[Dataset entries]
- - -

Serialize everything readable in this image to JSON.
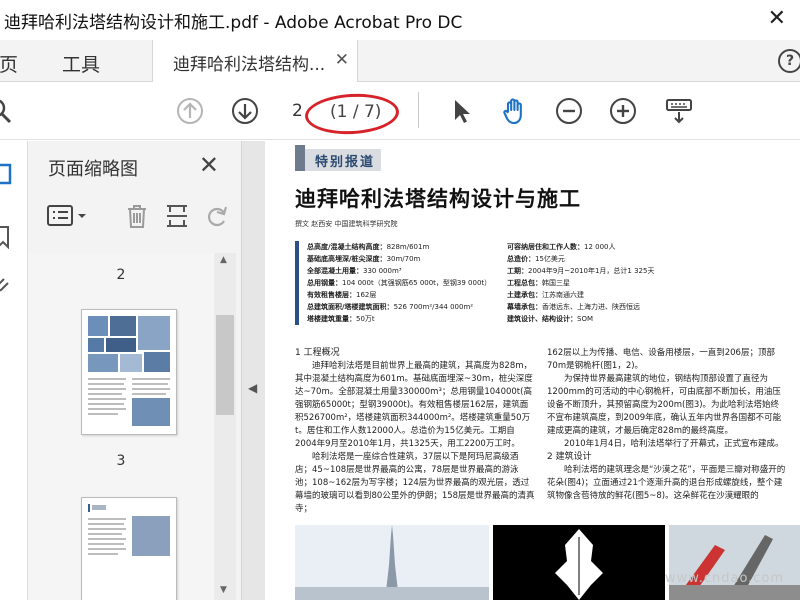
{
  "window": {
    "title": "迪拜哈利法塔结构设计和施工.pdf - Adobe Acrobat Pro DC"
  },
  "tabs": {
    "home_fragment": "主页",
    "tools": "工具",
    "document": "迪拜哈利法塔结构..."
  },
  "toolbar": {
    "page_input": "2",
    "page_count": "(1 / 7)"
  },
  "thumbnails": {
    "panel_title": "页面缩略图",
    "page_labels": [
      "2",
      "3"
    ]
  },
  "document": {
    "section_tag": "特别报道",
    "title": "迪拜哈利法塔结构设计与施工",
    "byline": "撰文  赵西安  中国建筑科学研究院",
    "specs_left": [
      {
        "k": "总高度/混凝土结构高度：",
        "v": "828m/601m"
      },
      {
        "k": "基础底高埋深/桩尖深度：",
        "v": "30m/70m"
      },
      {
        "k": "全部混凝土用量：",
        "v": "330 000m³"
      },
      {
        "k": "总用钢量：",
        "v": "104 000t（其强钢筋65 000t，型钢39 000t）"
      },
      {
        "k": "有效租售楼层：",
        "v": "162层"
      },
      {
        "k": "总建筑面积/塔楼建筑面积：",
        "v": "526 700m²/344 000m²"
      },
      {
        "k": "塔楼建筑重量：",
        "v": "50万t"
      }
    ],
    "specs_right": [
      {
        "k": "可容纳居住和工作人数：",
        "v": "12 000人"
      },
      {
        "k": "总造价：",
        "v": "15亿美元"
      },
      {
        "k": "工期：",
        "v": "2004年9月~2010年1月，总计1 325天"
      },
      {
        "k": "工程总包：",
        "v": "韩国三星"
      },
      {
        "k": "土建承包：",
        "v": "江苏南通六建"
      },
      {
        "k": "幕墙承包：",
        "v": "香港远东、上海力进、陕西恒远"
      },
      {
        "k": "建筑设计、结构设计：",
        "v": "SOM"
      }
    ],
    "left_heading": "1 工程概况",
    "left_p1": "迪拜哈利法塔是目前世界上最高的建筑，其高度为828m，其中混凝土结构高度为601m。基础底面埋深~30m，桩尖深度达~70m。全部混凝土用量330000m³；总用钢量104000t(高强钢筋65000t；型钢39000t)。有效租售楼层162层，建筑面积526700m²，塔楼建筑面积344000m²。塔楼建筑重量50万t。居住和工作人数12000人。总造价为15亿美元。工期自2004年9月至2010年1月，共1325天，用工2200万工时。",
    "left_p2": "哈利法塔是一座综合性建筑，37层以下是阿玛尼高级酒店；45~108层是世界最高的公寓，78层是世界最高的游泳池；108~162层为写字楼；124层为世界最高的观光层，透过幕墙的玻璃可以看到80公里外的伊朗；158层是世界最高的清真寺；",
    "right_p1": "162层以上为传播、电信、设备用楼层，一直到206层；顶部70m是钢桅杆(图1，2)。",
    "right_p2": "为保持世界最高建筑的地位，钢结构顶部设置了直径为1200mm的可活动的中心钢桅杆，可由底部不断加长，用油压设备不断顶升，其预留高度为200m(图3)。为此哈利法塔始终不宣布建筑高度，到2009年底，确认五年内世界各国都不可能建成更高的建筑，才最后确定828m的最终高度。",
    "right_p3": "2010年1月4日，哈利法塔举行了开幕式，正式宣布建成。",
    "right_heading": "2 建筑设计",
    "right_p4": "哈利法塔的建筑理念是“沙漠之花”，平面是三瓣对称盛开的花朵(图4)；立面通过21个逐渐升高的退台形成螺旋线，整个建筑物像含苞待放的鲜花(图5~8)。这朵鲜花在沙漠耀眼的",
    "watermark": "www.cndao.com"
  }
}
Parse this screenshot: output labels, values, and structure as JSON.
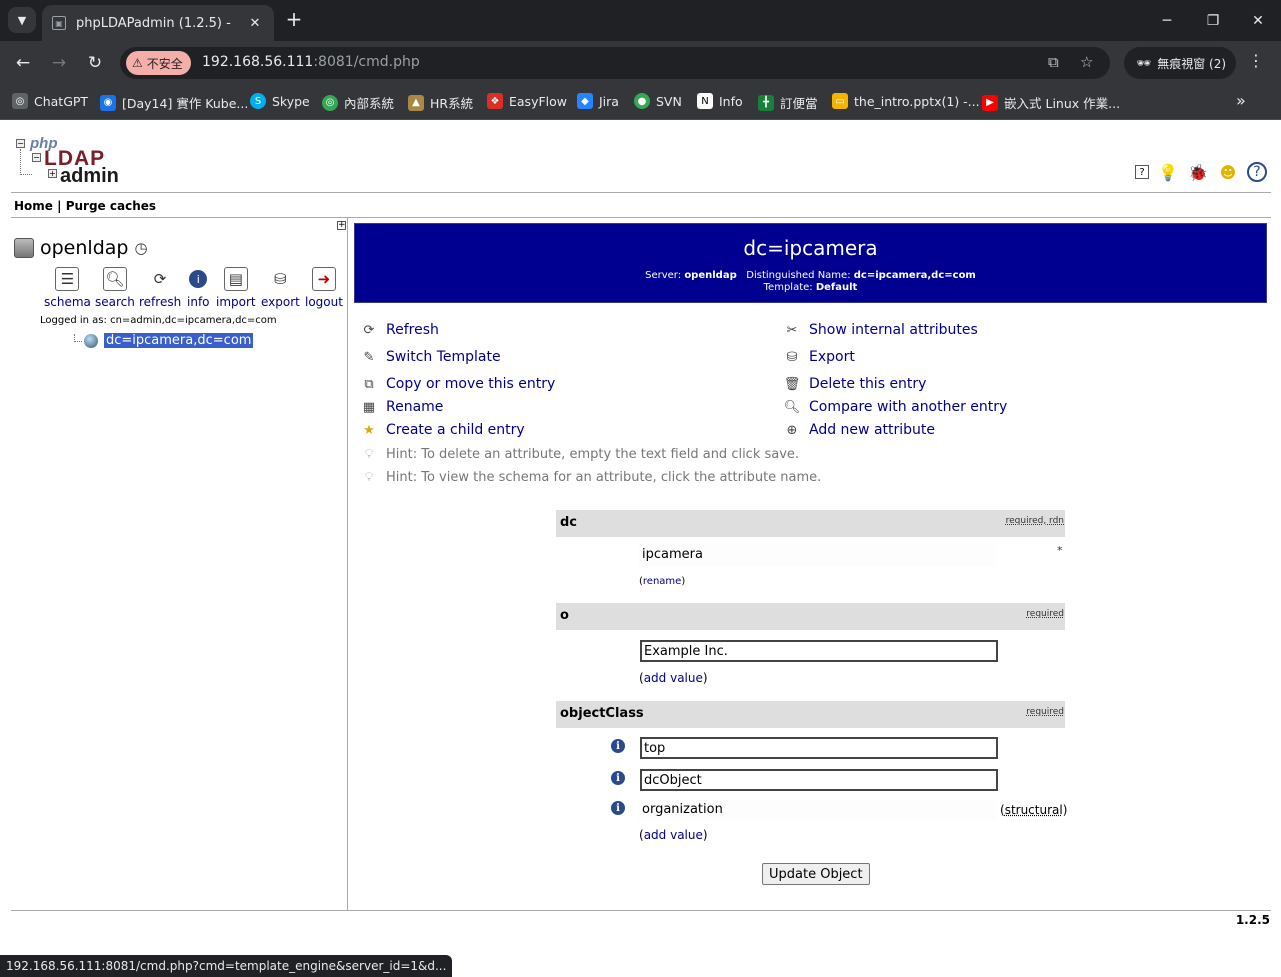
{
  "browser": {
    "tab_title": "phpLDAPadmin (1.2.5) -",
    "insecure_label": "不安全",
    "url_host": "192.168.56.111",
    "url_rest": ":8081/cmd.php",
    "incognito_label": "無痕視窗 (2)",
    "bookmarks": [
      {
        "label": "ChatGPT",
        "icon": "chatgpt-icon",
        "color": "#5f6368"
      },
      {
        "label": "[Day14] 實作 Kube...",
        "icon": "ithome-icon",
        "color": "#1a73e8"
      },
      {
        "label": "Skype",
        "icon": "skype-icon",
        "color": "#00aff0"
      },
      {
        "label": "內部系統",
        "icon": "internal-icon",
        "color": "#34a853"
      },
      {
        "label": "HR系統",
        "icon": "hr-icon",
        "color": "#aa8844"
      },
      {
        "label": "EasyFlow",
        "icon": "easyflow-icon",
        "color": "#d93025"
      },
      {
        "label": "Jira",
        "icon": "jira-icon",
        "color": "#2684ff"
      },
      {
        "label": "SVN",
        "icon": "svn-icon",
        "color": "#34a853"
      },
      {
        "label": "Info",
        "icon": "notion-icon",
        "color": "#ffffff"
      },
      {
        "label": "訂便當",
        "icon": "sheets-icon",
        "color": "#188038"
      },
      {
        "label": "the_intro.pptx(1) -...",
        "icon": "slides-icon",
        "color": "#f4b400"
      },
      {
        "label": "嵌入式 Linux 作業...",
        "icon": "youtube-icon",
        "color": "#ff0000"
      }
    ],
    "status_url": "192.168.56.111:8081/cmd.php?cmd=template_engine&server_id=1&d..."
  },
  "menu": {
    "home": "Home",
    "separator": "|",
    "purge": "Purge caches"
  },
  "server": {
    "name": "openldap",
    "tools": [
      {
        "label": "schema",
        "icon": "schema-icon"
      },
      {
        "label": "search",
        "icon": "search-icon"
      },
      {
        "label": "refresh",
        "icon": "refresh-icon"
      },
      {
        "label": "info",
        "icon": "info-icon"
      },
      {
        "label": "import",
        "icon": "import-icon"
      },
      {
        "label": "export",
        "icon": "export-icon"
      },
      {
        "label": "logout",
        "icon": "logout-icon"
      }
    ],
    "logged_in": "Logged in as: cn=admin,dc=ipcamera,dc=com",
    "tree_node": "dc=ipcamera,dc=com"
  },
  "entry": {
    "title": "dc=ipcamera",
    "server_label": "Server:",
    "server_value": "openldap",
    "dn_label": "Distinguished Name:",
    "dn_value": "dc=ipcamera,dc=com",
    "template_label": "Template:",
    "template_value": "Default"
  },
  "actions": {
    "refresh": "Refresh",
    "switch_template": "Switch Template",
    "copy_move": "Copy or move this entry",
    "rename": "Rename",
    "create_child": "Create a child entry",
    "show_internal": "Show internal attributes",
    "export": "Export",
    "delete": "Delete this entry",
    "compare": "Compare with another entry",
    "add_attribute": "Add new attribute",
    "hint1": "Hint: To delete an attribute, empty the text field and click save.",
    "hint2": "Hint: To view the schema for an attribute, click the attribute name."
  },
  "attributes": {
    "dc": {
      "name": "dc",
      "flags": "required, rdn",
      "value": "ipcamera",
      "rename": "rename",
      "asterisk": "*"
    },
    "o": {
      "name": "o",
      "flags": "required",
      "value": "Example Inc.",
      "add_value": "add value"
    },
    "objectClass": {
      "name": "objectClass",
      "flags": "required",
      "values": [
        "top",
        "dcObject"
      ],
      "structural_value": "organization",
      "structural_label": "structural",
      "add_value": "add value"
    }
  },
  "update_button": "Update Object",
  "version": "1.2.5",
  "colors": {
    "header_bg": "#000090",
    "link": "#00008b",
    "attr_header": "#dedede",
    "tree_selected": "#3a5fcd"
  }
}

- - -

_GIVEN EXERCISE_
Read the entries and select each line where the word "entry" is found.

_RESULT FOR THIS EXERCISE_
  "entry": {
    "copy_move": "Copy or move this entry",
    "create_child": "Create a child entry",
    "delete": "Delete this entry",
    "compare": "Compare with another entry",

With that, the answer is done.